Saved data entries

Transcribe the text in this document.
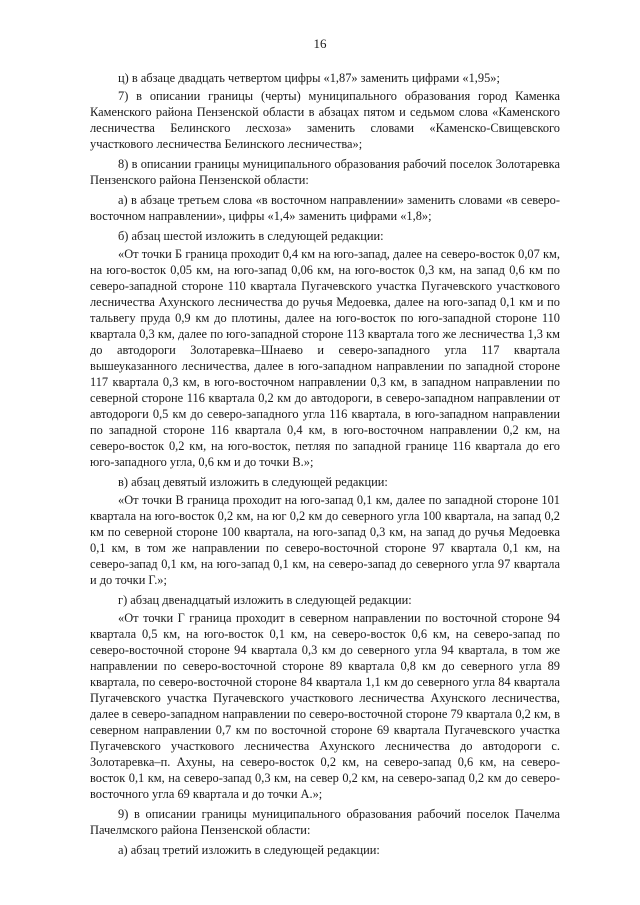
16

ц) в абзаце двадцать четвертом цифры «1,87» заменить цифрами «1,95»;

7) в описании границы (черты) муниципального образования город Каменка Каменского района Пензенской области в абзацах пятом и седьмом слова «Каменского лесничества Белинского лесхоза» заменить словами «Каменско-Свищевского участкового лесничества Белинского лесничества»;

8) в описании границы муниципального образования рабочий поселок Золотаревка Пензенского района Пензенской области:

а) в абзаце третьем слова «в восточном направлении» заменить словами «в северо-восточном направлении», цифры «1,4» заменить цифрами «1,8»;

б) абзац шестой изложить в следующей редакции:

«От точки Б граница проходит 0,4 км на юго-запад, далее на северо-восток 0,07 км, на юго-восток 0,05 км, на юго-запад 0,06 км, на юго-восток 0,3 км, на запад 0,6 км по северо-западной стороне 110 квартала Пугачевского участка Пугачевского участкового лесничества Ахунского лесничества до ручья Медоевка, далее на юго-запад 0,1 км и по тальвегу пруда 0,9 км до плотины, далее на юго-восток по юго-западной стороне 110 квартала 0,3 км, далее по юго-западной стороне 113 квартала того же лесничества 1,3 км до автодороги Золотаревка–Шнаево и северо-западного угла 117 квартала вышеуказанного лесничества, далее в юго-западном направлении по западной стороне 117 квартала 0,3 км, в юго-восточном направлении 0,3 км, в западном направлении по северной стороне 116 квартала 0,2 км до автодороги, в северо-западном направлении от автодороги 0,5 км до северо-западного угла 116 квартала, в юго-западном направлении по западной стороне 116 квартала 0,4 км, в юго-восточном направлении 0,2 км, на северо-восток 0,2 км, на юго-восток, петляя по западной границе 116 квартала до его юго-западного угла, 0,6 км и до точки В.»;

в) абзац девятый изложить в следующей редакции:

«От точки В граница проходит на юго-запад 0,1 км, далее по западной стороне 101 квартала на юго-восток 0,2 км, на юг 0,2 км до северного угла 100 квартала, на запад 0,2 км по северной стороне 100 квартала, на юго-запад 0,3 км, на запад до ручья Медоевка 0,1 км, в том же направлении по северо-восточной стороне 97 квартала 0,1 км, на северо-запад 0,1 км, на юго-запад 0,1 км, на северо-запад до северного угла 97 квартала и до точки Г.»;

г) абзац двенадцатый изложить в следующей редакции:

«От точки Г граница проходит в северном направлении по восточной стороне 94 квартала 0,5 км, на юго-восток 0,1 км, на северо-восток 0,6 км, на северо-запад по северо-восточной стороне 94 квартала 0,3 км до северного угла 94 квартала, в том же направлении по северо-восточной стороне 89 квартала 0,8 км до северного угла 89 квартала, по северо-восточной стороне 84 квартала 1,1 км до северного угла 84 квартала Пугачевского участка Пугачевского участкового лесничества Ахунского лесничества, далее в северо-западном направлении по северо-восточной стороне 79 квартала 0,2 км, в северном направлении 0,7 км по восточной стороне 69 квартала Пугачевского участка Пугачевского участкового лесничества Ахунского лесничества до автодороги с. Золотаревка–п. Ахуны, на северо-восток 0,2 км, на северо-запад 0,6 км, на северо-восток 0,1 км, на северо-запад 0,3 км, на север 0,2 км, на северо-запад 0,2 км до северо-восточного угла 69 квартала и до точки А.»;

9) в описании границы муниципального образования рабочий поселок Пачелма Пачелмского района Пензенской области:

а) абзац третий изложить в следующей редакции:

◆ **Written request**: Every entry must be transcribed exactly. Pictures do not belong in the copy.

◆ **Task answer**:
Transcribe the text in this document.
16

ц) в абзаце двадцать четвертом цифры «1,87» заменить цифрами «1,95»;

7) в описании границы (черты) муниципального образования город Каменка Каменского района Пензенской области в абзацах пятом и седьмом слова «Каменского лесничества Белинского лесхоза» заменить словами «Каменско-Свищевского участкового лесничества Белинского лесничества»;

8) в описании границы муниципального образования рабочий поселок Золотаревка Пензенского района Пензенской области:

а) в абзаце третьем слова «в восточном направлении» заменить словами «в северо-восточном направлении», цифры «1,4» заменить цифрами «1,8»;

б) абзац шестой изложить в следующей редакции:

«От точки Б граница проходит 0,4 км на юго-запад, далее на северо-восток 0,07 км, на юго-восток 0,05 км, на юго-запад 0,06 км, на юго-восток 0,3 км, на запад 0,6 км по северо-западной стороне 110 квартала Пугачевского участка Пугачевского участкового лесничества Ахунского лесничества до ручья Медоевка, далее на юго-запад 0,1 км и по тальвегу пруда 0,9 км до плотины, далее на юго-восток по юго-западной стороне 110 квартала 0,3 км, далее по юго-западной стороне 113 квартала того же лесничества 1,3 км до автодороги Золотаревка–Шнаево и северо-западного угла 117 квартала вышеуказанного лесничества, далее в юго-западном направлении по западной стороне 117 квартала 0,3 км, в юго-восточном направлении 0,3 км, в западном направлении по северной стороне 116 квартала 0,2 км до автодороги, в северо-западном направлении от автодороги 0,5 км до северо-западного угла 116 квартала, в юго-западном направлении по западной стороне 116 квартала 0,4 км, в юго-восточном направлении 0,2 км, на северо-восток 0,2 км, на юго-восток, петляя по западной границе 116 квартала до его юго-западного угла, 0,6 км и до точки В.»;

в) абзац девятый изложить в следующей редакции:

«От точки В граница проходит на юго-запад 0,1 км, далее по западной стороне 101 квартала на юго-восток 0,2 км, на юг 0,2 км до северного угла 100 квартала, на запад 0,2 км по северной стороне 100 квартала, на юго-запад 0,3 км, на запад до ручья Медоевка 0,1 км, в том же направлении по северо-восточной стороне 97 квартала 0,1 км, на северо-запад 0,1 км, на юго-запад 0,1 км, на северо-запад до северного угла 97 квартала и до точки Г.»;

г) абзац двенадцатый изложить в следующей редакции:

«От точки Г граница проходит в северном направлении по восточной стороне 94 квартала 0,5 км, на юго-восток 0,1 км, на северо-восток 0,6 км, на северо-запад по северо-восточной стороне 94 квартала 0,3 км до северного угла 94 квартала, в том же направлении по северо-восточной стороне 89 квартала 0,8 км до северного угла 89 квартала, по северо-восточной стороне 84 квартала 1,1 км до северного угла 84 квартала Пугачевского участка Пугачевского участкового лесничества Ахунского лесничества, далее в северо-западном направлении по северо-восточной стороне 79 квартала 0,2 км, в северном направлении 0,7 км по восточной стороне 69 квартала Пугачевского участка Пугачевского участкового лесничества Ахунского лесничества до автодороги с. Золотаревка–п. Ахуны, на северо-восток 0,2 км, на северо-запад 0,6 км, на северо-восток 0,1 км, на северо-запад 0,3 км, на север 0,2 км, на северо-запад 0,2 км до северо-восточного угла 69 квартала и до точки А.»;

9) в описании границы муниципального образования рабочий поселок Пачелма Пачелмского района Пензенской области:

а) абзац третий изложить в следующей редакции:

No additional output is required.